- _YOUR GOAL_: Tally the lines that contain the string "name" and state that total without comment.

[Figure record extracts]
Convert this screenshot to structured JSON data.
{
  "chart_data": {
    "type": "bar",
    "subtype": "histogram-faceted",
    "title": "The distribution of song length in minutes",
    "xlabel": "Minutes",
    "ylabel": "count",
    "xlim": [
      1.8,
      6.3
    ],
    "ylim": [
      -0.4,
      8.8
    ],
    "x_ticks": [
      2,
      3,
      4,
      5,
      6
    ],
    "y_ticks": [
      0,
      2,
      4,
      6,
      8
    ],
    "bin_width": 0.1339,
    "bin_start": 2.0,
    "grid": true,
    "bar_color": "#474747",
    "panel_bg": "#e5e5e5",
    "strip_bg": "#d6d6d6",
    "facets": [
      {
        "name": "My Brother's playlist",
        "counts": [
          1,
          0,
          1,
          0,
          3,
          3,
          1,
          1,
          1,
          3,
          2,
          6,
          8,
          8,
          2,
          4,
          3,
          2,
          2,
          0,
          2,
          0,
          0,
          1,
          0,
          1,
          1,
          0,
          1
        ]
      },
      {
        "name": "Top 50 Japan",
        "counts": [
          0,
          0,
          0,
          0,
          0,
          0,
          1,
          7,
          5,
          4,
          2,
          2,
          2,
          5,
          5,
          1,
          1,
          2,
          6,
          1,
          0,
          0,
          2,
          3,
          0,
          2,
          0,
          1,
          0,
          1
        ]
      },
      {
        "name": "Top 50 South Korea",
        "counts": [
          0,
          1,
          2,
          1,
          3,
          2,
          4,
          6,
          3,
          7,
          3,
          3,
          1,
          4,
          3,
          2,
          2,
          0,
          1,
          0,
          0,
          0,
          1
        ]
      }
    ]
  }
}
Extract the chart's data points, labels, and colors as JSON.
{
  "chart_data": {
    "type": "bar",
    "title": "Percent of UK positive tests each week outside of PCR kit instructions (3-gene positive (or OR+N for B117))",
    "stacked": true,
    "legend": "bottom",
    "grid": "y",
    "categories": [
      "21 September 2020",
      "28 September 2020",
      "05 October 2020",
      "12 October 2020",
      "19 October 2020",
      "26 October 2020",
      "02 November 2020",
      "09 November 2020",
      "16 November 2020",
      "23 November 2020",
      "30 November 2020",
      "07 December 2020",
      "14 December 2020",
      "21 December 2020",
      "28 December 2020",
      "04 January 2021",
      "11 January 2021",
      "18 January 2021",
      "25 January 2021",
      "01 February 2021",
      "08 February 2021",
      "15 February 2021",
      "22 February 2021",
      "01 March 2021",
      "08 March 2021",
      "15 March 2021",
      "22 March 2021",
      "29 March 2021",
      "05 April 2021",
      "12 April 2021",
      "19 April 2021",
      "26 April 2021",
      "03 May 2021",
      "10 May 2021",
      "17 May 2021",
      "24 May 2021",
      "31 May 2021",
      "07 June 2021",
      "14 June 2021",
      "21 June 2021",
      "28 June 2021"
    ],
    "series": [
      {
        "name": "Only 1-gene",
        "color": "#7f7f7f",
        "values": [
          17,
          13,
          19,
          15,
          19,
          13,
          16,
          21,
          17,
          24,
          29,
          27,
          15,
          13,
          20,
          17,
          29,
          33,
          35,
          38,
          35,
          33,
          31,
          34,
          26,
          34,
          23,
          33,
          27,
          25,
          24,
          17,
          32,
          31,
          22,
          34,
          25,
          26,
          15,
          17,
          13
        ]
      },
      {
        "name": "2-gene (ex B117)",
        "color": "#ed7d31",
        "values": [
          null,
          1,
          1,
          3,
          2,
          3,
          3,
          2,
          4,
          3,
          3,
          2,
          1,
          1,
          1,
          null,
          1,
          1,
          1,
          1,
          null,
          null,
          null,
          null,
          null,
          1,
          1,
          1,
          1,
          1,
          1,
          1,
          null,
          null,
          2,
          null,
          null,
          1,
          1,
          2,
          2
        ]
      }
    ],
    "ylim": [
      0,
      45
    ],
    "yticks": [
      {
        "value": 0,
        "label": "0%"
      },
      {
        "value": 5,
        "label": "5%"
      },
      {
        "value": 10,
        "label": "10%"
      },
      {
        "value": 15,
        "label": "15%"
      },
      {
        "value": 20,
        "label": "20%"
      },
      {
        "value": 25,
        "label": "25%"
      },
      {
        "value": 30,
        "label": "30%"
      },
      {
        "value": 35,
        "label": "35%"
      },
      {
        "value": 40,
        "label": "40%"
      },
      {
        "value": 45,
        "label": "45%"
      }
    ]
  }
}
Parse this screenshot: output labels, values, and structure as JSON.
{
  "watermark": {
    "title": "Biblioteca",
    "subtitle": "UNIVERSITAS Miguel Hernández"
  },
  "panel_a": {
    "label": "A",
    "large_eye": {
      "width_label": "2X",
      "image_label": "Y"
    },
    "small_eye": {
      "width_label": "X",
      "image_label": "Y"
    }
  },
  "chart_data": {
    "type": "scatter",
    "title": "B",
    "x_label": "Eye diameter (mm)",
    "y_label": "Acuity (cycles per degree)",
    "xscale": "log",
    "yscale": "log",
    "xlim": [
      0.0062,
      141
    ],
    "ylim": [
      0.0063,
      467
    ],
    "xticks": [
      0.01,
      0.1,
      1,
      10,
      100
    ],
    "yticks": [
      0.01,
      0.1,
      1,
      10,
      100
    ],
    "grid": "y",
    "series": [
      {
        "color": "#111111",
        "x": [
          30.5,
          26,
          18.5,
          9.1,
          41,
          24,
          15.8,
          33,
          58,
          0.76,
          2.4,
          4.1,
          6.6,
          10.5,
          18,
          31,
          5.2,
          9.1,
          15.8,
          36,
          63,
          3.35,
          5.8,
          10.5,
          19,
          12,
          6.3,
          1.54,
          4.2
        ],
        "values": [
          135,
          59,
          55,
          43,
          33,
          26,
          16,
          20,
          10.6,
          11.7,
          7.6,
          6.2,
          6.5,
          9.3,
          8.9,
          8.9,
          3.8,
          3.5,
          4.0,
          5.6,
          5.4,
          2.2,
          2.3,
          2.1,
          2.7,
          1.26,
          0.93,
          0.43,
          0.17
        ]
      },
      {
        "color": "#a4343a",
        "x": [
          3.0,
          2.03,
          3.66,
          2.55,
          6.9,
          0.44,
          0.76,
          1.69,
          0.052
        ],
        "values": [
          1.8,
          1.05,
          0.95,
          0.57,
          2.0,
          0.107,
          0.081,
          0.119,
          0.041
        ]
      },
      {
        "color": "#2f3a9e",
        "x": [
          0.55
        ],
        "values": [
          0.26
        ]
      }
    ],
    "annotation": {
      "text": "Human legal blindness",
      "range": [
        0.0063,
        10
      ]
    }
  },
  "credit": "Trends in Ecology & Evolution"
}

- _ANSWER FOR THIS EXERCISE_: 5